[Dataset rows]

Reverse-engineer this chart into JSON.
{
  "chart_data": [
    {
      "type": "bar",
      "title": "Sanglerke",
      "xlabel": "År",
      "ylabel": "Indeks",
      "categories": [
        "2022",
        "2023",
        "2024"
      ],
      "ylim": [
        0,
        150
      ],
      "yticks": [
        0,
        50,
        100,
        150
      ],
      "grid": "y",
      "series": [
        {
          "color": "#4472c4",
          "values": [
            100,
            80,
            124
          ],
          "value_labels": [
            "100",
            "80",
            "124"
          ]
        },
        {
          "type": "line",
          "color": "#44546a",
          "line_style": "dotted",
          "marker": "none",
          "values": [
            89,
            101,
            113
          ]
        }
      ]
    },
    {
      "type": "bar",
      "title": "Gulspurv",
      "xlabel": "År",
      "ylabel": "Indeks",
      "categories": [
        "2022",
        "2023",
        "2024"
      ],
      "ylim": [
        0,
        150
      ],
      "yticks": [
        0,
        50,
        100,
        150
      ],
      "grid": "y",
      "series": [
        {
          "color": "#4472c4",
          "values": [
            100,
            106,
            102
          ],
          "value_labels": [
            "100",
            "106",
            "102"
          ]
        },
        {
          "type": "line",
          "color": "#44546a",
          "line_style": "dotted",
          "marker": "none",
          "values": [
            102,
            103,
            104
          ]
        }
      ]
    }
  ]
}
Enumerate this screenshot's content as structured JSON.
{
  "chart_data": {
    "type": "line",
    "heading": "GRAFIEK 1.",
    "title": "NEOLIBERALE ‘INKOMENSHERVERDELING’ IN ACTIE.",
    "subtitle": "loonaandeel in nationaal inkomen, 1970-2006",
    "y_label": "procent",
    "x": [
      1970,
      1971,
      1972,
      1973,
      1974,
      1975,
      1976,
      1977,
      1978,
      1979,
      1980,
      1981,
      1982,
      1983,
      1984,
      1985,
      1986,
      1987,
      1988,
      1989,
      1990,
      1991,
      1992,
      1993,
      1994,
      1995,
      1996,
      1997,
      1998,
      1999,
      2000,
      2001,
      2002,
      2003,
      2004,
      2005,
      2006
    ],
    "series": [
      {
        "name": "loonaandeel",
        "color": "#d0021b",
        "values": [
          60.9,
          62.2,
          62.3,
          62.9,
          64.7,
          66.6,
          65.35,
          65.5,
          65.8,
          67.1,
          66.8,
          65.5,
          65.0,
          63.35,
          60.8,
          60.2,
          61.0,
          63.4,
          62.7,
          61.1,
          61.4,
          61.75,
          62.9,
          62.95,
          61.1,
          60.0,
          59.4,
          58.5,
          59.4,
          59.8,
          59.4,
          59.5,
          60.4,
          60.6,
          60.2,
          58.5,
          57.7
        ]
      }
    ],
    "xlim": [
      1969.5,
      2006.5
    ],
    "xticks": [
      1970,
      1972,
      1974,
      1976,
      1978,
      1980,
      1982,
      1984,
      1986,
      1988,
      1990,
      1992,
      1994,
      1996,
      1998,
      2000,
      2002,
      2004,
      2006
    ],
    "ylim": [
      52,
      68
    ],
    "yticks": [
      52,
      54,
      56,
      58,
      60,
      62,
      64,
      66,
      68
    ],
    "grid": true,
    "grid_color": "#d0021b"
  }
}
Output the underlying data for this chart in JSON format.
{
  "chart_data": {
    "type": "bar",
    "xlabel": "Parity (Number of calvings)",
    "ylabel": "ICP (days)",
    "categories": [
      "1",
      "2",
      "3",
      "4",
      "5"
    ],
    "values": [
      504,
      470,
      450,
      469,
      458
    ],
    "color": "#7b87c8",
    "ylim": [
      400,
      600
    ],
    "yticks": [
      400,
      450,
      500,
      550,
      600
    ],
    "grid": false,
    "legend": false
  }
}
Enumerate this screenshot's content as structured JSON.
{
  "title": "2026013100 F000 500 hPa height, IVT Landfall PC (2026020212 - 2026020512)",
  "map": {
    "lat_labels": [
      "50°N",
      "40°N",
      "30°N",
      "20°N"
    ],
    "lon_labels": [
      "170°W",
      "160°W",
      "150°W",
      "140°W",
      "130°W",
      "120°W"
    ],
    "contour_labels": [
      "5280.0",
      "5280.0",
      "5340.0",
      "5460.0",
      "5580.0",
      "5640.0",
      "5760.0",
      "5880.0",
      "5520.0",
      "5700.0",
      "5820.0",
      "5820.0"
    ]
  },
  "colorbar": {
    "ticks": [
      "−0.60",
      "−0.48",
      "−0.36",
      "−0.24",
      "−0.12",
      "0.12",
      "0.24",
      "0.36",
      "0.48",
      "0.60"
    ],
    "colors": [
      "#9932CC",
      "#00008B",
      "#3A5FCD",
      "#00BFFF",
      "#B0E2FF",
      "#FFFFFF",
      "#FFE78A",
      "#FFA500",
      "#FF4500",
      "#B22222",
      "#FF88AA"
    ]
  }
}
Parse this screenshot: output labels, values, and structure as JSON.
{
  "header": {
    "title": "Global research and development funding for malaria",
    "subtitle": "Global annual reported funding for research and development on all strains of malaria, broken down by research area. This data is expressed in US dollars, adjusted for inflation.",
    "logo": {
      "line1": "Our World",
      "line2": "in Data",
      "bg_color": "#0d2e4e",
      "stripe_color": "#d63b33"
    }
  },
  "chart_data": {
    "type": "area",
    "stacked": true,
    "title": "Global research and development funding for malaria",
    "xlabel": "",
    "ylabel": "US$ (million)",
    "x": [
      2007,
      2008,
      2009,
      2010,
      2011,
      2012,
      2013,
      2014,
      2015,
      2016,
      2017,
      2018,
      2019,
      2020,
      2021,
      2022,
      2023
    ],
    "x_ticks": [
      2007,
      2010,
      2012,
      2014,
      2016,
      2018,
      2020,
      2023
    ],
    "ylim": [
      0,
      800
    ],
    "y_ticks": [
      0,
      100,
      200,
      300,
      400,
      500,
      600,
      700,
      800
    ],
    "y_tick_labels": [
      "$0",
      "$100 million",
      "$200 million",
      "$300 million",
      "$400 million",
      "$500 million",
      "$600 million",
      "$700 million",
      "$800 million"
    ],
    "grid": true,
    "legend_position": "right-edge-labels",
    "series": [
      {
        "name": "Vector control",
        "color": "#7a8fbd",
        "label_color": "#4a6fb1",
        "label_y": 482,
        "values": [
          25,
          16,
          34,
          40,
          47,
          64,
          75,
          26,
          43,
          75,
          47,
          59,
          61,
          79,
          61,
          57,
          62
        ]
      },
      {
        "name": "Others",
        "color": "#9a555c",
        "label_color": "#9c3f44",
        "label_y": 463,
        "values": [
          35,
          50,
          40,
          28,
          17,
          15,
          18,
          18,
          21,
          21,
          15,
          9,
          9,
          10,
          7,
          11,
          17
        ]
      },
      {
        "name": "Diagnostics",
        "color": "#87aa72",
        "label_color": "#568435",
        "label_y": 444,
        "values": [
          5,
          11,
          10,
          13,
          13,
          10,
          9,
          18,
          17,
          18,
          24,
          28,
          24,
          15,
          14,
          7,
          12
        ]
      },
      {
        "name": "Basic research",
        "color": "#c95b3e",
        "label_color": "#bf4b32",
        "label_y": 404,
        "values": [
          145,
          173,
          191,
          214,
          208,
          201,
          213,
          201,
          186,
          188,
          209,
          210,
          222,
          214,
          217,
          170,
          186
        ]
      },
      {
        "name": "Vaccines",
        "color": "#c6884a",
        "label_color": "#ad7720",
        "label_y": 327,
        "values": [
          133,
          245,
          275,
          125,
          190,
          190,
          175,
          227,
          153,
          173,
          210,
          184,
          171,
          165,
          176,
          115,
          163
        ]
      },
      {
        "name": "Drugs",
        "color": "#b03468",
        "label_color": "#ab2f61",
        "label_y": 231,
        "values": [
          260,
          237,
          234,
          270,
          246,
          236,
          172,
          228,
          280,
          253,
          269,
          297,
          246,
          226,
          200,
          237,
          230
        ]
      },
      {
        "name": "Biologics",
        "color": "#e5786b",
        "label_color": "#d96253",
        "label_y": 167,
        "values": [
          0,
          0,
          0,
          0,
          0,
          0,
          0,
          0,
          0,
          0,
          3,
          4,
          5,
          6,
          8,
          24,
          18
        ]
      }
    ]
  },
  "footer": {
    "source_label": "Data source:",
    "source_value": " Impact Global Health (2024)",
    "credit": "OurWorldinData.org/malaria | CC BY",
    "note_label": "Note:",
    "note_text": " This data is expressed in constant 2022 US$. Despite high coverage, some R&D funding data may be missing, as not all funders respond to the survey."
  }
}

### EXERCISE
Search the lines for the word "million" and report how many contain it, by number only.

### SOLVED EXERCISE
9